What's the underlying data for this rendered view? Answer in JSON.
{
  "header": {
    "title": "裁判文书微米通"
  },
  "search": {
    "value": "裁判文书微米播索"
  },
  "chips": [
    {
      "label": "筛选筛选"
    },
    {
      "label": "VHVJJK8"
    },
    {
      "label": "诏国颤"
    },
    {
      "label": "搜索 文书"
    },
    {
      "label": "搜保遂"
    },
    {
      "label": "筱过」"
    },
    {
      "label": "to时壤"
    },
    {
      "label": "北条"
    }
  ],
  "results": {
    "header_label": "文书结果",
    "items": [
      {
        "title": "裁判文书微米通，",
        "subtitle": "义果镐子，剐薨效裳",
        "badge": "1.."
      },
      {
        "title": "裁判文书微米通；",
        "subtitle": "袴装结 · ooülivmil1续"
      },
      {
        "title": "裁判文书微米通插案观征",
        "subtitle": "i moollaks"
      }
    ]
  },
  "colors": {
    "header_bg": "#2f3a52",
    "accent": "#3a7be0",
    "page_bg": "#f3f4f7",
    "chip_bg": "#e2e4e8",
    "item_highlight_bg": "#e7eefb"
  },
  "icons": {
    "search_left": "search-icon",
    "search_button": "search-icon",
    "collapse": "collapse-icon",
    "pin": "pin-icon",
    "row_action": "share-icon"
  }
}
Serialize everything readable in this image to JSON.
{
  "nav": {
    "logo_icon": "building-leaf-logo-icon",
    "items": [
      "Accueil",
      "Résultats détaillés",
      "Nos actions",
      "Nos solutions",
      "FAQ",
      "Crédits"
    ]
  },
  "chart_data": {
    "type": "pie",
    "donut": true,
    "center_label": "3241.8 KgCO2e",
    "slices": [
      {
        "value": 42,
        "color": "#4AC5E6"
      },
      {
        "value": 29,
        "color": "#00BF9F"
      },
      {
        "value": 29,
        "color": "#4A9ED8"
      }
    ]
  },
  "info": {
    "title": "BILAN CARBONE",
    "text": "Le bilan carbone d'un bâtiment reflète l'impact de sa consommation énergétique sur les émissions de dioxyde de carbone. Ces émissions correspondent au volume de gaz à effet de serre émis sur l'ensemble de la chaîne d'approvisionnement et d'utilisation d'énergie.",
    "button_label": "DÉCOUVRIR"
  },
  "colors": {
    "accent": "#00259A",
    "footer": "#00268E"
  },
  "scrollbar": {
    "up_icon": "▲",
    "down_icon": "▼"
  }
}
=-=-=-=-=
Reproduce the lines of the entries above exactly, but only from the line containing "Serialize everything readable" through the final line.

Serialize everything readable in this image to JSON.
{
  "nav": {
    "logo_icon": "building-leaf-logo-icon",
    "items": [
      "Accueil",
      "Résultats détaillés",
      "Nos actions",
      "Nos solutions",
      "FAQ",
      "Crédits"
    ]
  },
  "chart_data": {
    "type": "pie",
    "donut": true,
    "center_label": "3241.8 KgCO2e",
    "slices": [
      {
        "value": 42,
        "color": "#4AC5E6"
      },
      {
        "value": 29,
        "color": "#00BF9F"
      },
      {
        "value": 29,
        "color": "#4A9ED8"
      }
    ]
  },
  "info": {
    "title": "BILAN CARBONE",
    "text": "Le bilan carbone d'un bâtiment reflète l'impact de sa consommation énergétique sur les émissions de dioxyde de carbone. Ces émissions correspondent au volume de gaz à effet de serre émis sur l'ensemble de la chaîne d'approvisionnement et d'utilisation d'énergie.",
    "button_label": "DÉCOUVRIR"
  },
  "colors": {
    "accent": "#00259A",
    "footer": "#00268E"
  },
  "scrollbar": {
    "up_icon": "▲",
    "down_icon": "▼"
  }
}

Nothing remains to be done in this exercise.